Exercise brief – In the copy, include every entry exactly but none of the images.

Records shown –
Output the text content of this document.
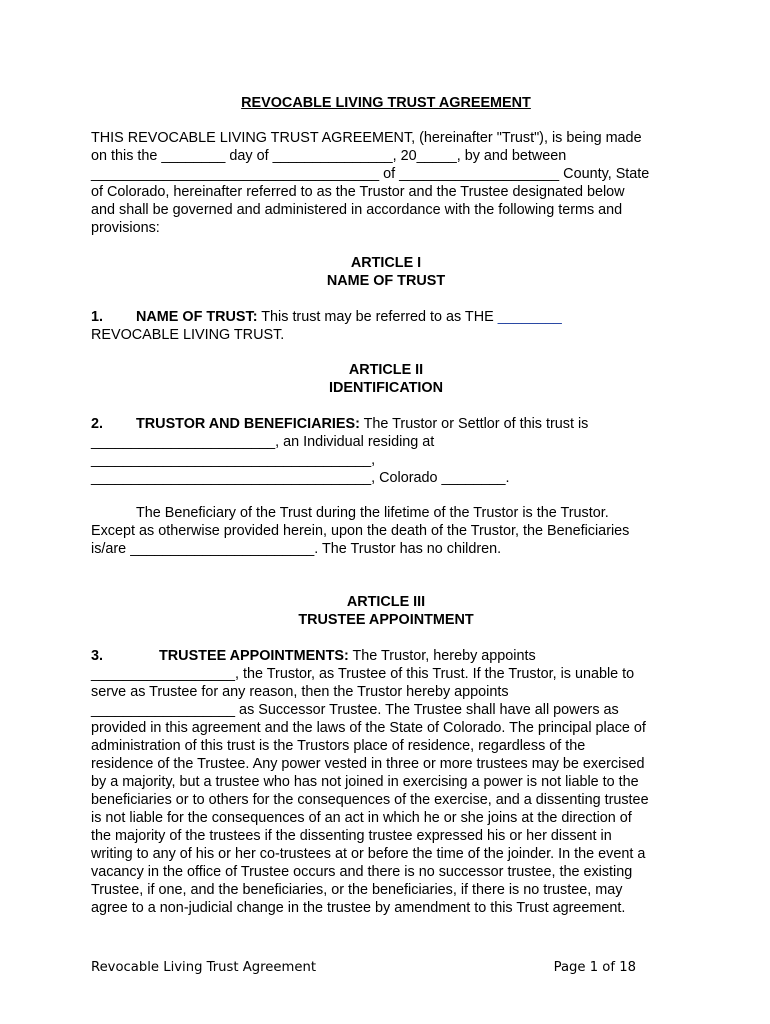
REVOCABLE LIVING TRUST AGREEMENT
THIS REVOCABLE LIVING TRUST AGREEMENT, (hereinafter "Trust"), is being made
on this the ________ day of _______________, 20_____, by and between
____________________________________ of ____________________ County, State
of Colorado, hereinafter referred to as the Trustor and the Trustee designated below
and shall be governed and administered in accordance with the following terms and
provisions:
ARTICLE I
NAME OF TRUST
1. NAME OF TRUST: This trust may be referred to as THE ________
REVOCABLE LIVING TRUST.
ARTICLE II
IDENTIFICATION
2. TRUSTOR AND BENEFICIARIES: The Trustor or Settlor of this trust is
_______________________, an Individual residing at
___________________________________,
___________________________________, Colorado ________.
The Beneficiary of the Trust during the lifetime of the Trustor is the Trustor.
Except as otherwise provided herein, upon the death of the Trustor, the Beneficiaries
is/are _______________________. The Trustor has no children.
ARTICLE III
TRUSTEE APPOINTMENT
3.	TRUSTEE APPOINTMENTS: The Trustor, hereby appoints
__________________, the Trustor, as Trustee of this Trust. If the Trustor, is unable to
serve as Trustee for any reason, then the Trustor hereby appoints
__________________ as Successor Trustee. The Trustee shall have all powers as
provided in this agreement and the laws of the State of Colorado. The principal place of
administration of this trust is the Trustors place of residence, regardless of the
residence of the Trustee. Any power vested in three or more trustees may be exercised
by a majority, but a trustee who has not joined in exercising a power is not liable to the
beneficiaries or to others for the consequences of the exercise, and a dissenting trustee
is not liable for the consequences of an act in which he or she joins at the direction of
the majority of the trustees if the dissenting trustee expressed his or her dissent in
writing to any of his or her co-trustees at or before the time of the joinder. In the event a
vacancy in the office of Trustee occurs and there is no successor trustee, the existing
Trustee, if one, and the beneficiaries, or the beneficiaries, if there is no trustee, may
agree to a non-judicial change in the trustee by amendment to this Trust agreement.
Revocable Living Trust Agreement	Page 1 of 18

Solution for this task –
Output the text content of this document.
REVOCABLE LIVING TRUST AGREEMENT
THIS REVOCABLE LIVING TRUST AGREEMENT, (hereinafter "Trust"), is being made
on this the ________ day of _______________, 20_____, by and between
____________________________________ of ____________________ County, State
of Colorado, hereinafter referred to as the Trustor and the Trustee designated below
and shall be governed and administered in accordance with the following terms and
provisions:
ARTICLE I
NAME OF TRUST
1. NAME OF TRUST: This trust may be referred to as THE ________
REVOCABLE LIVING TRUST.
ARTICLE II
IDENTIFICATION
2. TRUSTOR AND BENEFICIARIES: The Trustor or Settlor of this trust is
_______________________, an Individual residing at
___________________________________,
___________________________________, Colorado ________.
The Beneficiary of the Trust during the lifetime of the Trustor is the Trustor.
Except as otherwise provided herein, upon the death of the Trustor, the Beneficiaries
is/are _______________________. The Trustor has no children.
ARTICLE III
TRUSTEE APPOINTMENT
3.	TRUSTEE APPOINTMENTS: The Trustor, hereby appoints
__________________, the Trustor, as Trustee of this Trust. If the Trustor, is unable to
serve as Trustee for any reason, then the Trustor hereby appoints
__________________ as Successor Trustee. The Trustee shall have all powers as
provided in this agreement and the laws of the State of Colorado. The principal place of
administration of this trust is the Trustors place of residence, regardless of the
residence of the Trustee. Any power vested in three or more trustees may be exercised
by a majority, but a trustee who has not joined in exercising a power is not liable to the
beneficiaries or to others for the consequences of the exercise, and a dissenting trustee
is not liable for the consequences of an act in which he or she joins at the direction of
the majority of the trustees if the dissenting trustee expressed his or her dissent in
writing to any of his or her co-trustees at or before the time of the joinder. In the event a
vacancy in the office of Trustee occurs and there is no successor trustee, the existing
Trustee, if one, and the beneficiaries, or the beneficiaries, if there is no trustee, may
agree to a non-judicial change in the trustee by amendment to this Trust agreement.
Revocable Living Trust Agreement	Page 1 of 18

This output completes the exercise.